## begin Data for this exercise

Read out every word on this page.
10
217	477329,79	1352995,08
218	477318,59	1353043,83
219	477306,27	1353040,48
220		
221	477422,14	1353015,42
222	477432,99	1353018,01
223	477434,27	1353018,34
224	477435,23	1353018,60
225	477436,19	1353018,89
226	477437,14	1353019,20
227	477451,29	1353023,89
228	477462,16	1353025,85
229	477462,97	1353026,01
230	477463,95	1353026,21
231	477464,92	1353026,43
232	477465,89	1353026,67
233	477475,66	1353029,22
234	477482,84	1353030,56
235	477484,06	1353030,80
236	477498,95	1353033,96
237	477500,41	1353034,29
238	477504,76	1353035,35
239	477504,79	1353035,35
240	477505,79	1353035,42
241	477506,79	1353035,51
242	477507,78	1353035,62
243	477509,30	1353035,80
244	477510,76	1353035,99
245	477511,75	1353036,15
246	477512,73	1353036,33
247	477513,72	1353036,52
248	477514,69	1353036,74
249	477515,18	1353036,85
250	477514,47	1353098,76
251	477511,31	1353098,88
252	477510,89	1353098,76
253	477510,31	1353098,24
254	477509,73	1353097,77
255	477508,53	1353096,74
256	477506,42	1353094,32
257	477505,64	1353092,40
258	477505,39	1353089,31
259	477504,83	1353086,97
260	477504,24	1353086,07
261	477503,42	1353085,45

## end Data for this exercise
## begin Data for this exercise

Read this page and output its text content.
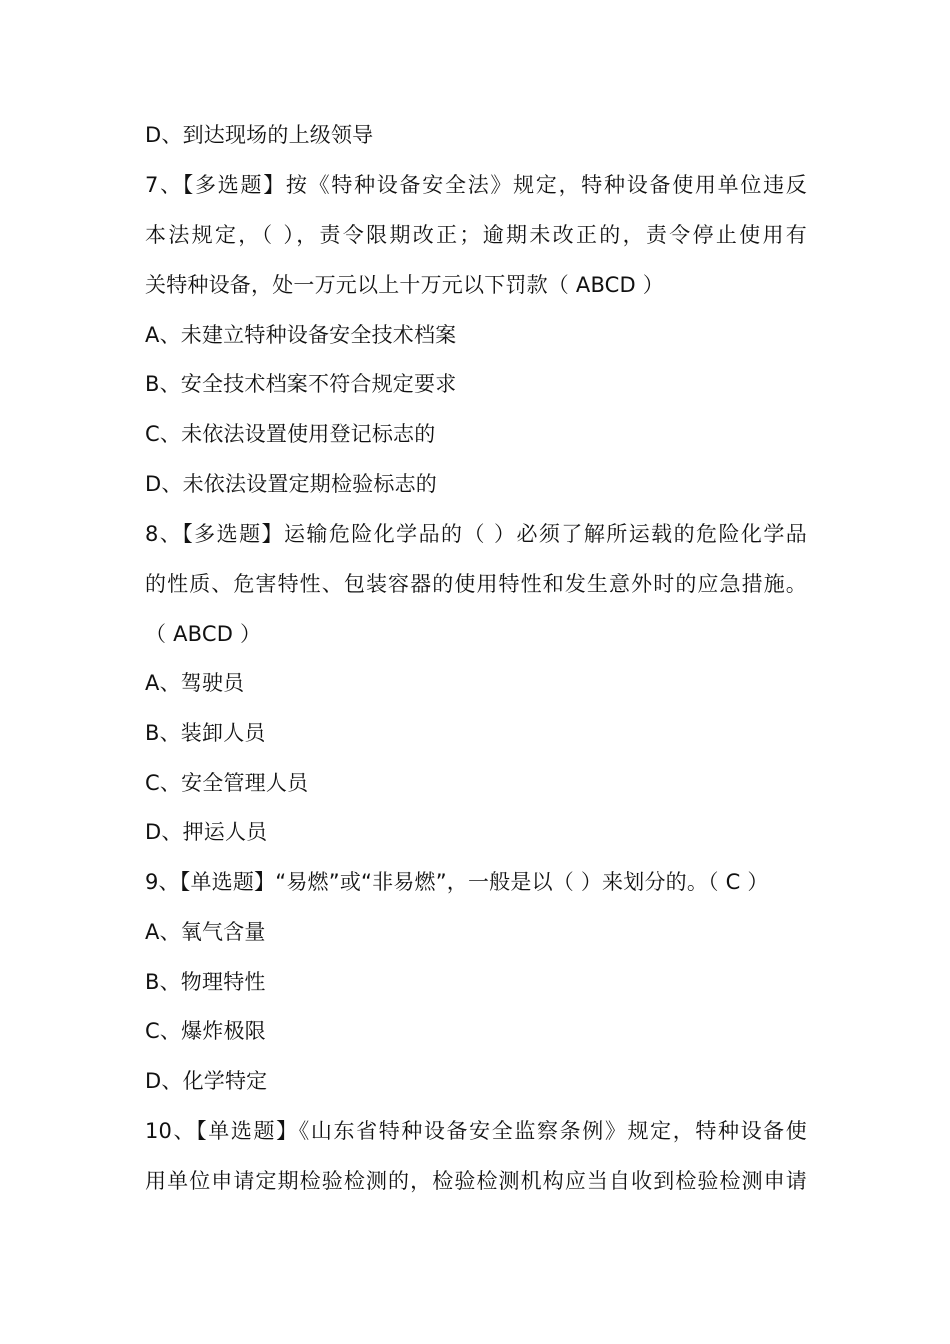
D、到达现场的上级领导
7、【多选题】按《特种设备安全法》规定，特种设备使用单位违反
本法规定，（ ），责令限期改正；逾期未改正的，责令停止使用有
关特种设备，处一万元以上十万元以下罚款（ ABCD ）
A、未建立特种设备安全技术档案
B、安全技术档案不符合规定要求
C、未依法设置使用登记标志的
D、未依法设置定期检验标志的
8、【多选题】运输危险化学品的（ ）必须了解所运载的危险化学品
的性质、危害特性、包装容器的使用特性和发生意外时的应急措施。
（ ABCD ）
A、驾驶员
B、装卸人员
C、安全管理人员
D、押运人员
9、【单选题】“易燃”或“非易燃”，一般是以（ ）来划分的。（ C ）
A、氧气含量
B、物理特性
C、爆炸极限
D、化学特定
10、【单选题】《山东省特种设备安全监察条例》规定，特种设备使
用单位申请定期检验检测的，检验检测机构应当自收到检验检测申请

## end Data for this exercise
## begin Data for this exercise

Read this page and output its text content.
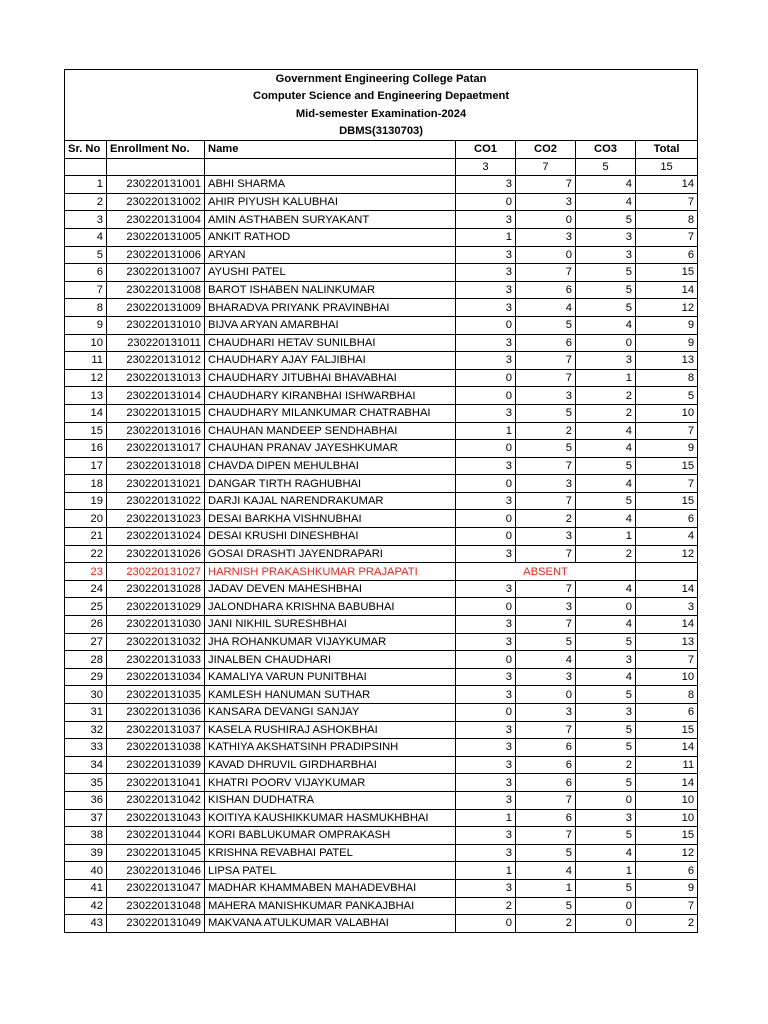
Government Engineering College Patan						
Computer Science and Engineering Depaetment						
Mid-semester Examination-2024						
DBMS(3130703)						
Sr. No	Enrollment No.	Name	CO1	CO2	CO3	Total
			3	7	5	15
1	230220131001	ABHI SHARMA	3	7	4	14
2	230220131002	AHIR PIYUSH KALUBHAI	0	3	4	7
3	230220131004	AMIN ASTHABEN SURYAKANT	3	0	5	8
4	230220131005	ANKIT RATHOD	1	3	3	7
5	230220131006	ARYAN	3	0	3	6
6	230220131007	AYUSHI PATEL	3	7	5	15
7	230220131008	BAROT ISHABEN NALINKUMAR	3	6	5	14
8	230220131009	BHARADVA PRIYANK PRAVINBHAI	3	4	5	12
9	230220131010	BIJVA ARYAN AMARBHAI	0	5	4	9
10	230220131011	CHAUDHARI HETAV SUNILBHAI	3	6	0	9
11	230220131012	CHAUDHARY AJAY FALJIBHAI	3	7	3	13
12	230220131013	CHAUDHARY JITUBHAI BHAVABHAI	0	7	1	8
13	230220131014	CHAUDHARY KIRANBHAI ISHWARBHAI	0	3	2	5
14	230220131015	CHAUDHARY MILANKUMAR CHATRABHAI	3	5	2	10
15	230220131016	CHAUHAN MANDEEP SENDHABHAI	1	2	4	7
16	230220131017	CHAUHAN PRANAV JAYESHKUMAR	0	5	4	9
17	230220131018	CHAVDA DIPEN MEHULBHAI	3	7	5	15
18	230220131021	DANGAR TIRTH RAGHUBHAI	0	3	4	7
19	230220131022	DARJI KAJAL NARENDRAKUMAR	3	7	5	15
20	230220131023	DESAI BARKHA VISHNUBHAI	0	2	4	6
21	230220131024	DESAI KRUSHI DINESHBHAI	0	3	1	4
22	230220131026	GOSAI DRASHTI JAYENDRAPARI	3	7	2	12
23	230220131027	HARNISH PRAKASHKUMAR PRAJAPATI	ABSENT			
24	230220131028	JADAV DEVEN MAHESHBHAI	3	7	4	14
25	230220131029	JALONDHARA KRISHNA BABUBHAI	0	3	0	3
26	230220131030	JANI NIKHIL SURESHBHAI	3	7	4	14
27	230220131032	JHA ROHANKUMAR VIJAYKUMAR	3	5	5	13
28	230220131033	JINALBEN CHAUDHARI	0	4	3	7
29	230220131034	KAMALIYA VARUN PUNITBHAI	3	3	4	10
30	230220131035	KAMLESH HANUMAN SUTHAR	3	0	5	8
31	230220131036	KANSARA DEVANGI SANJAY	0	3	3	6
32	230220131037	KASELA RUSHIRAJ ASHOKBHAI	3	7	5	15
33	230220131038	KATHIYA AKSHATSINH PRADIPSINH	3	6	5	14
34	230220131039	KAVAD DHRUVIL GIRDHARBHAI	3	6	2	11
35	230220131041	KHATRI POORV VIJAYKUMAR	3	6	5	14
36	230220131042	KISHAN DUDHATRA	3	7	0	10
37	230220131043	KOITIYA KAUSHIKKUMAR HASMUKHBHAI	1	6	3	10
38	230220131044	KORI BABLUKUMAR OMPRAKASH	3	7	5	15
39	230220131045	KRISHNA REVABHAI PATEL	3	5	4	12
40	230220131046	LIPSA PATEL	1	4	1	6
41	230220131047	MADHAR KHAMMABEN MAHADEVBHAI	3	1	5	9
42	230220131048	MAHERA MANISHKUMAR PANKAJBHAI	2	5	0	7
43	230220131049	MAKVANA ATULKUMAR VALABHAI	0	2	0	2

## end Data for this exercise

Gather every line from the listing above in which the word "CHAUDHARI" appears.

Task result:
10	230220131011	CHAUDHARI HETAV SUNILBHAI	3	6	0	9
28	230220131033	JINALBEN CHAUDHARI	0	4	3	7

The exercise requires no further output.